To be done: Reproduce the material in full, unchanged.

Dataset content:
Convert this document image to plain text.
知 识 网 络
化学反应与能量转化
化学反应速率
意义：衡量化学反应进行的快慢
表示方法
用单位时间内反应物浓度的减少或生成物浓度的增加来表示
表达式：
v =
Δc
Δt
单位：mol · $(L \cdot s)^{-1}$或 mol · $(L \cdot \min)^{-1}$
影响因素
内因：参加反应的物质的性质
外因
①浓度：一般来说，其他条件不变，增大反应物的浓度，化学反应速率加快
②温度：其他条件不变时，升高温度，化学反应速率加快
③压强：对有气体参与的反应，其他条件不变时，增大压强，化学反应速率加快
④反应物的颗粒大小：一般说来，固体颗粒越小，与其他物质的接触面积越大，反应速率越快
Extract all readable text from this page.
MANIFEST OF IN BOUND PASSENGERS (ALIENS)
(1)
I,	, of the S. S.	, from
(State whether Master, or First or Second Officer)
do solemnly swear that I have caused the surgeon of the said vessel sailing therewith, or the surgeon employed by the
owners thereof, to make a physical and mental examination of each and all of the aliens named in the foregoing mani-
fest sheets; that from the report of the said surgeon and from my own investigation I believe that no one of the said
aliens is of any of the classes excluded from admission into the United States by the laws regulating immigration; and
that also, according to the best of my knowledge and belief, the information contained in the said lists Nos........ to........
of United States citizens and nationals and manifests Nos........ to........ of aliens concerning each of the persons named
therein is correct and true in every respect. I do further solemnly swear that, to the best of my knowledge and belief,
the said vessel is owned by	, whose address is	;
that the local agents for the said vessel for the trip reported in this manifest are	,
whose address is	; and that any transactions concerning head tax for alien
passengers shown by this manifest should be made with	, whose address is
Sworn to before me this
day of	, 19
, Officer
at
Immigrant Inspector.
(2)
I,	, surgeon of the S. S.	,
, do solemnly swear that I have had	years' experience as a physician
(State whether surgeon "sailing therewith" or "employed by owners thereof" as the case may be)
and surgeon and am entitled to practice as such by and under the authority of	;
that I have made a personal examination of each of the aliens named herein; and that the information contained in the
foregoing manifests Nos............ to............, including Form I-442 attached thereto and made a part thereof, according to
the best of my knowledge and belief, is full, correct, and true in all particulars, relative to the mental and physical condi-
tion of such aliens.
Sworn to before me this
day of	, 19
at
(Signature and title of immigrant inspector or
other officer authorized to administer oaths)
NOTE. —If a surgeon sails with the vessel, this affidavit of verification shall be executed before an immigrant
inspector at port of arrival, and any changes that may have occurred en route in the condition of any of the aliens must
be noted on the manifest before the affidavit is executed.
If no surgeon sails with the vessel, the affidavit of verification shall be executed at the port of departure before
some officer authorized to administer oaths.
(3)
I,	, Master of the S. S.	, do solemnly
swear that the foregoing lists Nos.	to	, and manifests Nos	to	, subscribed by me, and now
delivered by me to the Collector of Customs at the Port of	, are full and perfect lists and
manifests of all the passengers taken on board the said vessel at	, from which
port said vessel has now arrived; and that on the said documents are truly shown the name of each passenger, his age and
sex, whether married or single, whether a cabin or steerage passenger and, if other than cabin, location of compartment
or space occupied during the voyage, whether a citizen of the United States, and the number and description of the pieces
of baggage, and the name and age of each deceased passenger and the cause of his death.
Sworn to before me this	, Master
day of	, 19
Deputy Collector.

Response to this exercise:
Convert this document image to plain text.
知 识 网 络
化学反应与能量转化
化学反应速率
意义：衡量化学反应进行的快慢
表示方法
用单位时间内反应物浓度的减少或生成物浓度的增加来表示
表达式：
v =
Δc
Δt
单位：mol · $(L \cdot s)^{-1}$或 mol · $(L \cdot \min)^{-1}$
影响因素
内因：参加反应的物质的性质
外因
①浓度：一般来说，其他条件不变，增大反应物的浓度，化学反应速率加快
②温度：其他条件不变时，升高温度，化学反应速率加快
③压强：对有气体参与的反应，其他条件不变时，增大压强，化学反应速率加快
④反应物的颗粒大小：一般说来，固体颗粒越小，与其他物质的接触面积越大，反应速率越快
Extract all readable text from this page.
MANIFEST OF IN BOUND PASSENGERS (ALIENS)
(1)
I,	, of the S. S.	, from
(State whether Master, or First or Second Officer)
do solemnly swear that I have caused the surgeon of the said vessel sailing therewith, or the surgeon employed by the
owners thereof, to make a physical and mental examination of each and all of the aliens named in the foregoing mani-
fest sheets; that from the report of the said surgeon and from my own investigation I believe that no one of the said
aliens is of any of the classes excluded from admission into the United States by the laws regulating immigration; and
that also, according to the best of my knowledge and belief, the information contained in the said lists Nos........ to........
of United States citizens and nationals and manifests Nos........ to........ of aliens concerning each of the persons named
therein is correct and true in every respect. I do further solemnly swear that, to the best of my knowledge and belief,
the said vessel is owned by	, whose address is	;
that the local agents for the said vessel for the trip reported in this manifest are	,
whose address is	; and that any transactions concerning head tax for alien
passengers shown by this manifest should be made with	, whose address is
Sworn to before me this
day of	, 19
, Officer
at
Immigrant Inspector.
(2)
I,	, surgeon of the S. S.	,
, do solemnly swear that I have had	years' experience as a physician
(State whether surgeon "sailing therewith" or "employed by owners thereof" as the case may be)
and surgeon and am entitled to practice as such by and under the authority of	;
that I have made a personal examination of each of the aliens named herein; and that the information contained in the
foregoing manifests Nos............ to............, including Form I-442 attached thereto and made a part thereof, according to
the best of my knowledge and belief, is full, correct, and true in all particulars, relative to the mental and physical condi-
tion of such aliens.
Sworn to before me this
day of	, 19
at
(Signature and title of immigrant inspector or
other officer authorized to administer oaths)
NOTE. —If a surgeon sails with the vessel, this affidavit of verification shall be executed before an immigrant
inspector at port of arrival, and any changes that may have occurred en route in the condition of any of the aliens must
be noted on the manifest before the affidavit is executed.
If no surgeon sails with the vessel, the affidavit of verification shall be executed at the port of departure before
some officer authorized to administer oaths.
(3)
I,	, Master of the S. S.	, do solemnly
swear that the foregoing lists Nos.	to	, and manifests Nos	to	, subscribed by me, and now
delivered by me to the Collector of Customs at the Port of	, are full and perfect lists and
manifests of all the passengers taken on board the said vessel at	, from which
port said vessel has now arrived; and that on the said documents are truly shown the name of each passenger, his age and
sex, whether married or single, whether a cabin or steerage passenger and, if other than cabin, location of compartment
or space occupied during the voyage, whether a citizen of the United States, and the number and description of the pieces
of baggage, and the name and age of each deceased passenger and the cause of his death.
Sworn to before me this	, Master
day of	, 19
Deputy Collector.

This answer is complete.